→ **WRITTEN TASK**:
Going through the material below, please gather all lines with the word "Entering" in them.

**** RECORDS SUPPLIED

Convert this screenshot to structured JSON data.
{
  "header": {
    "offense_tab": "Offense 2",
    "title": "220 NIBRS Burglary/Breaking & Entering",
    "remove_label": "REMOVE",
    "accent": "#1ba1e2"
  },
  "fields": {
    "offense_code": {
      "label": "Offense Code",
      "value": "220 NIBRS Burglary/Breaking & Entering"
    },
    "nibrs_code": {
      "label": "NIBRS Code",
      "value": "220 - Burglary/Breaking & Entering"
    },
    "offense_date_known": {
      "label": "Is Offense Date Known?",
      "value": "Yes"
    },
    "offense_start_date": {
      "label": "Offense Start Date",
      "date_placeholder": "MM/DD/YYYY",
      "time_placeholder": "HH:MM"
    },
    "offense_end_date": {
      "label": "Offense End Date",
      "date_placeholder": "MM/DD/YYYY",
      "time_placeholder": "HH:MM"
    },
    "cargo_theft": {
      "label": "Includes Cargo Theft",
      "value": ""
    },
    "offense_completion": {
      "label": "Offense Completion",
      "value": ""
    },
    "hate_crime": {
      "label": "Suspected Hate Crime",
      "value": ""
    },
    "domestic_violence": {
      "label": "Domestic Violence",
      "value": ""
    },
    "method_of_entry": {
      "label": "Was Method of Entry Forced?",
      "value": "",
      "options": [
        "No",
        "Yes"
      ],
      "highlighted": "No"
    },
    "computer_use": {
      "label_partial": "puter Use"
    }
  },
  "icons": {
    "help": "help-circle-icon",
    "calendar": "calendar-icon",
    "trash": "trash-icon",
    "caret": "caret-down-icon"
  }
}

********

→ **THE ANSWER**:
    "title": "220 NIBRS Burglary/Breaking & Entering",
      "value": "220 NIBRS Burglary/Breaking & Entering"
      "value": "220 - Burglary/Breaking & Entering"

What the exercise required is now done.